[Start Information supplied]
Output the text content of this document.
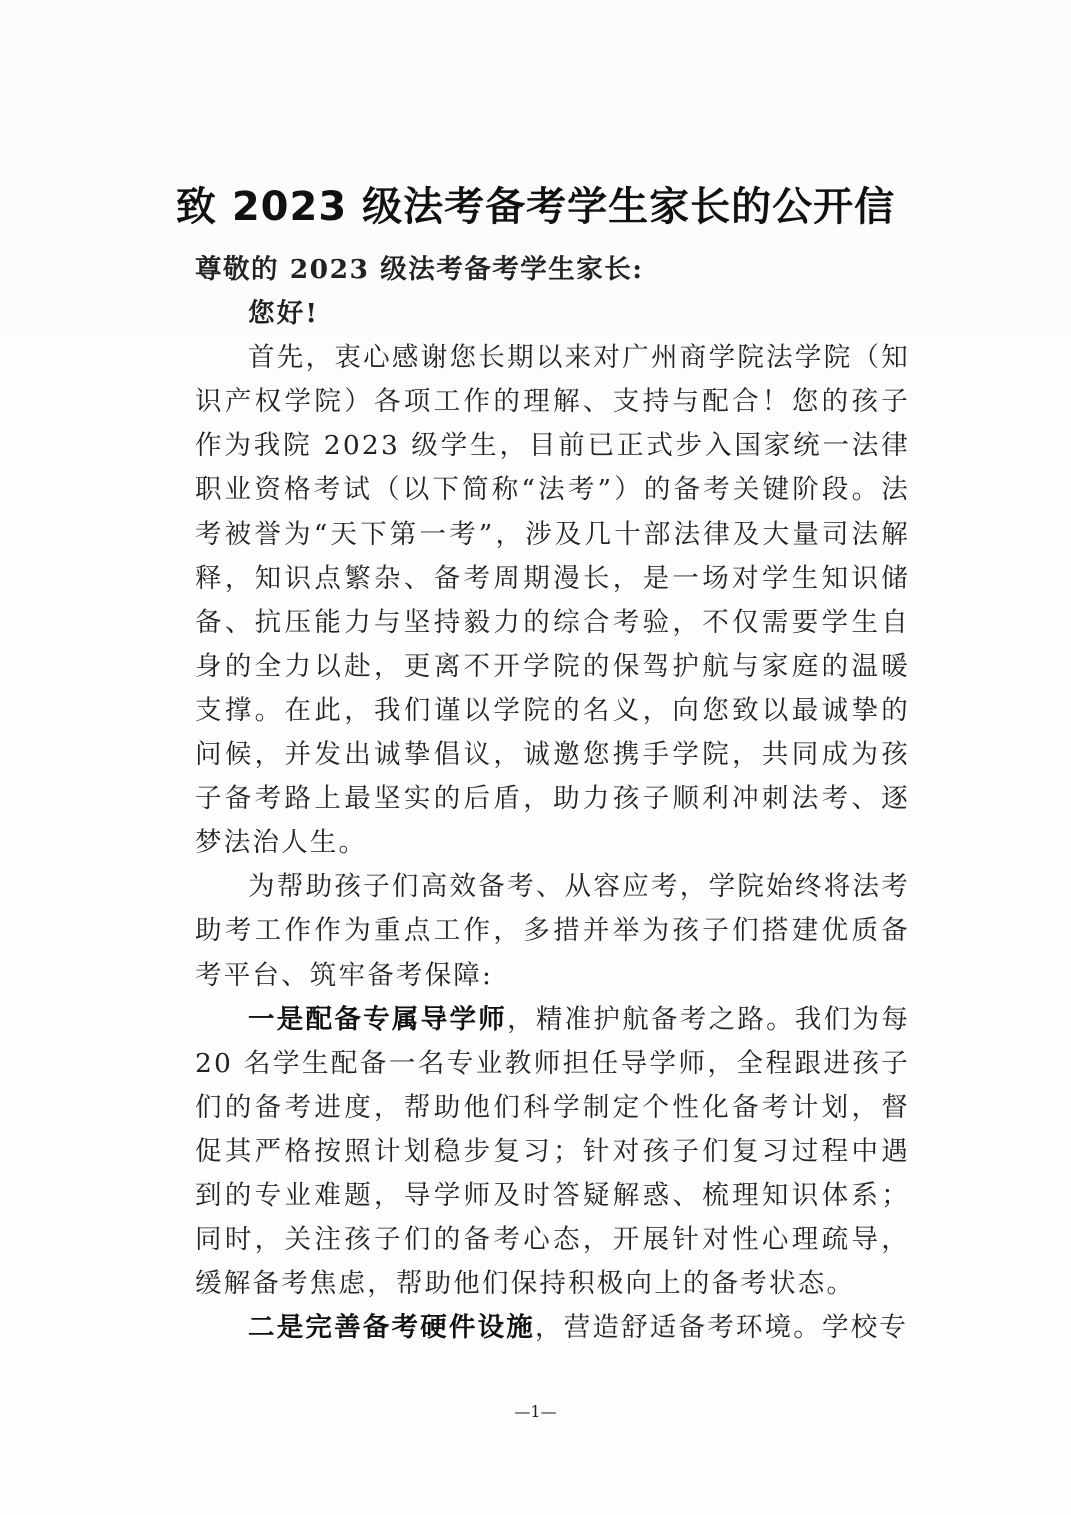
致 2023 级法考备考学生家长的公开信

尊敬的 2023 级法考备考学生家长:

您好!

首先，衷心感谢您长期以来对广州商学院法学院（知识产权学院）各项工作的理解、支持与配合！您的孩子作为我院 2023 级学生，目前已正式步入国家统一法律职业资格考试（以下简称“法考”）的备考关键阶段。法考被誉为“天下第一考”，涉及几十部法律及大量司法解释，知识点繁杂、备考周期漫长，是一场对学生知识储备、抗压能力与坚持毅力的综合考验，不仅需要学生自身的全力以赴，更离不开学院的保驾护航与家庭的温暖支撑。在此，我们谨以学院的名义，向您致以最诚挚的问候，并发出诚挚倡议，诚邀您携手学院，共同成为孩子备考路上最坚实的后盾，助力孩子顺利冲刺法考、逐梦法治人生。

为帮助孩子们高效备考、从容应考，学院始终将法考助考工作作为重点工作，多措并举为孩子们搭建优质备考平台、筑牢备考保障:

一是配备专属导学师，精准护航备考之路。我们为每 20 名学生配备一名专业教师担任导学师，全程跟进孩子们的备考进度，帮助他们科学制定个性化备考计划，督促其严格按照计划稳步复习；针对孩子们复习过程中遇到的专业难题，导学师及时答疑解惑、梳理知识体系；同时，关注孩子们的备考心态，开展针对性心理疏导，缓解备考焦虑，帮助他们保持积极向上的备考状态。

二是完善备考硬件设施，营造舒适备考环境。学校专

—1—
[End Information supplied]
Aim of the task:
Quote the material word for word, dropping any images it holds.

Task response:
Output the text content of this document.
致 2023 级法考备考学生家长的公开信

尊敬的 2023 级法考备考学生家长:

您好!

首先，衷心感谢您长期以来对广州商学院法学院（知识产权学院）各项工作的理解、支持与配合！您的孩子作为我院 2023 级学生，目前已正式步入国家统一法律职业资格考试（以下简称“法考”）的备考关键阶段。法考被誉为“天下第一考”，涉及几十部法律及大量司法解释，知识点繁杂、备考周期漫长，是一场对学生知识储备、抗压能力与坚持毅力的综合考验，不仅需要学生自身的全力以赴，更离不开学院的保驾护航与家庭的温暖支撑。在此，我们谨以学院的名义，向您致以最诚挚的问候，并发出诚挚倡议，诚邀您携手学院，共同成为孩子备考路上最坚实的后盾，助力孩子顺利冲刺法考、逐梦法治人生。

为帮助孩子们高效备考、从容应考，学院始终将法考助考工作作为重点工作，多措并举为孩子们搭建优质备考平台、筑牢备考保障:

一是配备专属导学师，精准护航备考之路。我们为每 20 名学生配备一名专业教师担任导学师，全程跟进孩子们的备考进度，帮助他们科学制定个性化备考计划，督促其严格按照计划稳步复习；针对孩子们复习过程中遇到的专业难题，导学师及时答疑解惑、梳理知识体系；同时，关注孩子们的备考心态，开展针对性心理疏导，缓解备考焦虑，帮助他们保持积极向上的备考状态。

二是完善备考硬件设施，营造舒适备考环境。学校专

—1—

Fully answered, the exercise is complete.